▸ **Challenge A**:
Decide whether each statement below agrees with the related-work passage: (i) in Charikar et al.'s work, the distributions of input variables are unknown; (ii) Blanc et al. require the evaluation result to be exact; (iii) in the authors' stochastic setting, performance is measured using competitive analysis. For each one, answer yes or no and quote the words of the passage that decide it.

==== Page ====

1.2 Further Related Work

The stochastic function-evaluation problem we discussed is inspired by the seminal work of Charikar et al. [CFG⁺00], where each input value is originally unknown but can be revealed by paying an information price $c_{i}$ , and the goal is to design a query strategy to compute the value of function $f$ with minimum cost. However, in the work of Charikar et al., the distributions of input variables are unknown so the performance is measured using competitive analysis. In our stochastic setting, we can compute the expected cost of query strategies since the distributions are known, which allows us to use the standard analysis in approximation algorithms. Recently, Blanc et al. [BLT21] revisited the priced information setting of Charikar et al., and they focus on a similar model to the Stochastic Boolean Function Evaluation problem of Deshpande et al. [DHK16], but allow an $\epsilon$ error in the evaluation result.

==== Exercise data ====

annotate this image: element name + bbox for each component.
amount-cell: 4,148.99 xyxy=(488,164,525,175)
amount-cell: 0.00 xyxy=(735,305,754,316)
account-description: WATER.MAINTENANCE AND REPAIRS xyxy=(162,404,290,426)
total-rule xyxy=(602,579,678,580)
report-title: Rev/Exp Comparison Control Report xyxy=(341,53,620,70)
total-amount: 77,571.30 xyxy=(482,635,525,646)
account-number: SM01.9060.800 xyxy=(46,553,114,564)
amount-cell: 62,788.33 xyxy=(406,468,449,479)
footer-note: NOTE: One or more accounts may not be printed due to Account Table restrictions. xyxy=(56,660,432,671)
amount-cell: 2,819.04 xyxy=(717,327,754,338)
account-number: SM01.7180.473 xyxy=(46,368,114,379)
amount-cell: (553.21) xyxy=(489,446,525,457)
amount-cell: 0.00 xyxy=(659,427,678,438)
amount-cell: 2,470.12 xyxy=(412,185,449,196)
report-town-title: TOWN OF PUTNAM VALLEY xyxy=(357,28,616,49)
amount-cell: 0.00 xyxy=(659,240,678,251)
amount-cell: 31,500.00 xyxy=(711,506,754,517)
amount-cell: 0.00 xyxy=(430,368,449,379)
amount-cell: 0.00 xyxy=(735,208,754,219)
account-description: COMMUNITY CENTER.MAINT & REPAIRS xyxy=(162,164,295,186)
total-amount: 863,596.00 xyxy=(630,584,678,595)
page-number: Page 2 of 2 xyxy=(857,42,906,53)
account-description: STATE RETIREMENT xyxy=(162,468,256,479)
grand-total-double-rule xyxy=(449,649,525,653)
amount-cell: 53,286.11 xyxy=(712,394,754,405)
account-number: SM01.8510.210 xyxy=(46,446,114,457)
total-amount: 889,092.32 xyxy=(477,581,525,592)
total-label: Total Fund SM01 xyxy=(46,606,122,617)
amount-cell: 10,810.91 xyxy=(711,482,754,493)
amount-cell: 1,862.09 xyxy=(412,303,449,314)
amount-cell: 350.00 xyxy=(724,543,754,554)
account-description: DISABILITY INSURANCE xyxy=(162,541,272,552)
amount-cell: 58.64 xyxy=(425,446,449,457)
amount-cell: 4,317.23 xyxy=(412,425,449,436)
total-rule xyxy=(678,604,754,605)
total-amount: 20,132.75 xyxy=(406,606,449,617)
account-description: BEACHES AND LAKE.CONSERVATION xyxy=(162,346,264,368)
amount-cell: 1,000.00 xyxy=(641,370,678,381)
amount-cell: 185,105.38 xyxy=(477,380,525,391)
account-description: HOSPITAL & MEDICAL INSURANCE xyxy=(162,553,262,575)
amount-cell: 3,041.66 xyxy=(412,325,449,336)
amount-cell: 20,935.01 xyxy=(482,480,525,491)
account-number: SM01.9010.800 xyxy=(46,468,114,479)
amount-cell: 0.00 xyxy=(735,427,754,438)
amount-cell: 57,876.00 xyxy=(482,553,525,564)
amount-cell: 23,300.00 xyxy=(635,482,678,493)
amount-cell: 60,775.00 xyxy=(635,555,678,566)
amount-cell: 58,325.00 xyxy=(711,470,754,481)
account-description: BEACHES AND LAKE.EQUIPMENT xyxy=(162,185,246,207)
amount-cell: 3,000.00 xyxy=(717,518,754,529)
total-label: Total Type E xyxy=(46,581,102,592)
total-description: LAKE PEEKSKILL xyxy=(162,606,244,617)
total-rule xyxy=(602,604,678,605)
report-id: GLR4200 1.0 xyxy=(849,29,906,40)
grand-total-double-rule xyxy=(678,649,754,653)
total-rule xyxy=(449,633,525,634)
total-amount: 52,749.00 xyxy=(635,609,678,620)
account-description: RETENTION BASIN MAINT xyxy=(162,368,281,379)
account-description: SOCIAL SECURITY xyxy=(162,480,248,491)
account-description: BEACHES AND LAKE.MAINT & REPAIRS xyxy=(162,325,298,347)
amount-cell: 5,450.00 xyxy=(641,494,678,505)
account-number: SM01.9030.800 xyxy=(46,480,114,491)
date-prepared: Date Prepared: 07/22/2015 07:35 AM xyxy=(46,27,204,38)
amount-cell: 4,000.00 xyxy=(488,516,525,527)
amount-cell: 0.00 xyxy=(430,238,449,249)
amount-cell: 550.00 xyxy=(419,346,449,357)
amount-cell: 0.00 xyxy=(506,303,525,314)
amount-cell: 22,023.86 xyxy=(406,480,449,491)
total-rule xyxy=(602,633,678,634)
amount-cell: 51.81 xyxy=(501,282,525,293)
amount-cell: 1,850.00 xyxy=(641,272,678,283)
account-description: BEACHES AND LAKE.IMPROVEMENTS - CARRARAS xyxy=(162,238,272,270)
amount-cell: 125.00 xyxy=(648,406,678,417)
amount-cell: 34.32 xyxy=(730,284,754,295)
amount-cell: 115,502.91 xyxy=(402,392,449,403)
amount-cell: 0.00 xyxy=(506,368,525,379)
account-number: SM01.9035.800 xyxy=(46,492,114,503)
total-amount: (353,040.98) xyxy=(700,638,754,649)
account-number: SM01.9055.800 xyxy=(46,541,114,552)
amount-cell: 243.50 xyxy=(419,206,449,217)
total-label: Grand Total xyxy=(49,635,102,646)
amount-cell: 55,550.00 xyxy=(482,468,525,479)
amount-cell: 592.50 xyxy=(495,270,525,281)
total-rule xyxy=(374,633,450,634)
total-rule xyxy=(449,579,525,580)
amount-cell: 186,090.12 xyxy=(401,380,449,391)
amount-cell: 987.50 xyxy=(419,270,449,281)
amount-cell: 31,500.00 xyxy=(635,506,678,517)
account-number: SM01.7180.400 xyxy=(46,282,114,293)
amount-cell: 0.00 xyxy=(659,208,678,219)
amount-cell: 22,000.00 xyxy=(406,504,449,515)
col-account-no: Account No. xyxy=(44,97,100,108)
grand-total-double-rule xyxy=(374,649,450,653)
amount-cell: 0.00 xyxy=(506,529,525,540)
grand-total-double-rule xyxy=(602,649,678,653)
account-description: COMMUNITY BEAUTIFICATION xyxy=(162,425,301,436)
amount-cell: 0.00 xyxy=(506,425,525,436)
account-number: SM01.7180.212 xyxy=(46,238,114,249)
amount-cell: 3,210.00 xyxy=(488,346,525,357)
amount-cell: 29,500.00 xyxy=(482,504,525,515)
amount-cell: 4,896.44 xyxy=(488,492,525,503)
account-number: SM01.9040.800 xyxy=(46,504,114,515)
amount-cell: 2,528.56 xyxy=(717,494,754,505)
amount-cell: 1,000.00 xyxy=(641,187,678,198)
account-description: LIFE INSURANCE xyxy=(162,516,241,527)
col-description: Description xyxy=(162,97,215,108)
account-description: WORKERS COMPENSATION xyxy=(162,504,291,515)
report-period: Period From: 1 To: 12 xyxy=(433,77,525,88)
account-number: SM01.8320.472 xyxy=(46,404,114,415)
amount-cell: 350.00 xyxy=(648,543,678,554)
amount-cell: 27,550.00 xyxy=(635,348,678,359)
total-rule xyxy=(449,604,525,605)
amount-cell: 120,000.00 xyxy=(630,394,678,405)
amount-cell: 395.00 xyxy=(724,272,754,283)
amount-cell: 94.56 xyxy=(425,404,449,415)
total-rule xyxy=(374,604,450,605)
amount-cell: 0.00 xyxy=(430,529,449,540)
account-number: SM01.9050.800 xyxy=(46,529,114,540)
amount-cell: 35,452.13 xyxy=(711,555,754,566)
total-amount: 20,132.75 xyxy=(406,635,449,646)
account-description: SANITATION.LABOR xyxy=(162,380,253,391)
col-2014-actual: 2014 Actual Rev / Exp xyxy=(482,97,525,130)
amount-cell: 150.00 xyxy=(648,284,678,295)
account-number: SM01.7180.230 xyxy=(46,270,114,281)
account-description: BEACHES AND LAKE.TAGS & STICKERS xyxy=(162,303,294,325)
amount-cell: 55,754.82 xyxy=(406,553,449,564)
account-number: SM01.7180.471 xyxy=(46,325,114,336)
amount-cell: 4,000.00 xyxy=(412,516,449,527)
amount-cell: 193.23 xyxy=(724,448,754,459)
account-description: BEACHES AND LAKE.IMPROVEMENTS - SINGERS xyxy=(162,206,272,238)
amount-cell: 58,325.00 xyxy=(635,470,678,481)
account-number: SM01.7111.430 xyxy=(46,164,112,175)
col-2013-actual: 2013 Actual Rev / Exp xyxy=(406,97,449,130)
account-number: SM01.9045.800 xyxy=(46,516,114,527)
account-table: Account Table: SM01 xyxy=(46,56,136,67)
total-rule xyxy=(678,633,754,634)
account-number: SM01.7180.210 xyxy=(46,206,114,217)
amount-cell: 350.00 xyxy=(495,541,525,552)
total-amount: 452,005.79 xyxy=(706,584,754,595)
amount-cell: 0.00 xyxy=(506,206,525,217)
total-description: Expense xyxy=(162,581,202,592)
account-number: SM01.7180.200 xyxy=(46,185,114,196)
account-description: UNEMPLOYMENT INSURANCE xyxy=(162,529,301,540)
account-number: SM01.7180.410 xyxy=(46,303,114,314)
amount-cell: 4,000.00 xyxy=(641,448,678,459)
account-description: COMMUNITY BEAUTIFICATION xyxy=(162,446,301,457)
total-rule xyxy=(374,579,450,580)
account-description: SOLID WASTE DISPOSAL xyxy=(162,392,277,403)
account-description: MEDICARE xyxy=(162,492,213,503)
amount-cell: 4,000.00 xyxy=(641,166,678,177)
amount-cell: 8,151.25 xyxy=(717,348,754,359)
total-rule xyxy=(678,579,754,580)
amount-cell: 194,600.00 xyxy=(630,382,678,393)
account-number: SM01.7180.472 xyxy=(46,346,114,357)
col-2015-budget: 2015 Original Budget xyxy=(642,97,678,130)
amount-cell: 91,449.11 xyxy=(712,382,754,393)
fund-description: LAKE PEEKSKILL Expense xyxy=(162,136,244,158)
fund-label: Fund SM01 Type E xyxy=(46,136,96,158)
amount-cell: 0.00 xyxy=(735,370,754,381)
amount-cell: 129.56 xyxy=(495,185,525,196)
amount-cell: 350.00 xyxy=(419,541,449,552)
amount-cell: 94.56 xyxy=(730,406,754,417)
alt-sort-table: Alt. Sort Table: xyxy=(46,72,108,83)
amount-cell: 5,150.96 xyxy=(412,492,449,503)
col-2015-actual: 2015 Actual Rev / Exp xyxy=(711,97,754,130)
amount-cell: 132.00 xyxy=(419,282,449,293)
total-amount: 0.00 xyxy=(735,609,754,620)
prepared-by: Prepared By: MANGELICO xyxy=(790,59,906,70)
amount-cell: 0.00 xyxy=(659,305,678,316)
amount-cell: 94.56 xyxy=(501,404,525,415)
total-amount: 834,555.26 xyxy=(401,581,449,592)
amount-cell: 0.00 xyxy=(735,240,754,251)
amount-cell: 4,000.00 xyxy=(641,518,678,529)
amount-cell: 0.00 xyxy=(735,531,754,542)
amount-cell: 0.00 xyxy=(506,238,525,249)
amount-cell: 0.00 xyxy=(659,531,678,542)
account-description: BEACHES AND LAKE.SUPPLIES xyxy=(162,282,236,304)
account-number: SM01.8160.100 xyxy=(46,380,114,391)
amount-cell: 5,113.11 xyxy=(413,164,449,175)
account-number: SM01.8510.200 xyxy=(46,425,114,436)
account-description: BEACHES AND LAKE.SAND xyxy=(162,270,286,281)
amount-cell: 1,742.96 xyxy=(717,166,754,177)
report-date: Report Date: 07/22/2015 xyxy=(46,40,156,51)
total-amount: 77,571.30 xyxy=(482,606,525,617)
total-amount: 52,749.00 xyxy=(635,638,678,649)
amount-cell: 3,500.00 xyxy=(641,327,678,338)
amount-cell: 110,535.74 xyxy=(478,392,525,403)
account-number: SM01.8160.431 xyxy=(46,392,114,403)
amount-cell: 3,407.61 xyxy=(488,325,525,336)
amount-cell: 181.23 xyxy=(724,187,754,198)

====

▸ **Challenge B**:
Extract the lines of the records unchanged, from the first line of the records through the line holding "report-town-title: TOWN OF", inclusive.

▸ **Correct response A**:
(i) Yes: "the distributions of input variables are unknown so the performance is measured using competitive analysis."
(ii) No: "but allow an $\epsilon$ error in the evaluation result."
(iii) No: "we can compute the expected cost of query strategies since the distributions are known, which allows us to use the standard analysis in approximation algorithms."

▸ **Correct response B**:
annotate this image: element name + bbox for each component.
amount-cell: 4,148.99 xyxy=(488,164,525,175)
amount-cell: 0.00 xyxy=(735,305,754,316)
account-description: WATER.MAINTENANCE AND REPAIRS xyxy=(162,404,290,426)
total-rule xyxy=(602,579,678,580)
report-title: Rev/Exp Comparison Control Report xyxy=(341,53,620,70)
total-amount: 77,571.30 xyxy=(482,635,525,646)
account-number: SM01.9060.800 xyxy=(46,553,114,564)
amount-cell: 62,788.33 xyxy=(406,468,449,479)
footer-note: NOTE: One or more accounts may not be printed due to Account Table restrictions. xyxy=(56,660,432,671)
amount-cell: 2,819.04 xyxy=(717,327,754,338)
account-number: SM01.7180.473 xyxy=(46,368,114,379)
amount-cell: (553.21) xyxy=(489,446,525,457)
amount-cell: 0.00 xyxy=(659,427,678,438)
amount-cell: 2,470.12 xyxy=(412,185,449,196)
report-town-title: TOWN OF PUTNAM VALLEY xyxy=(357,28,616,49)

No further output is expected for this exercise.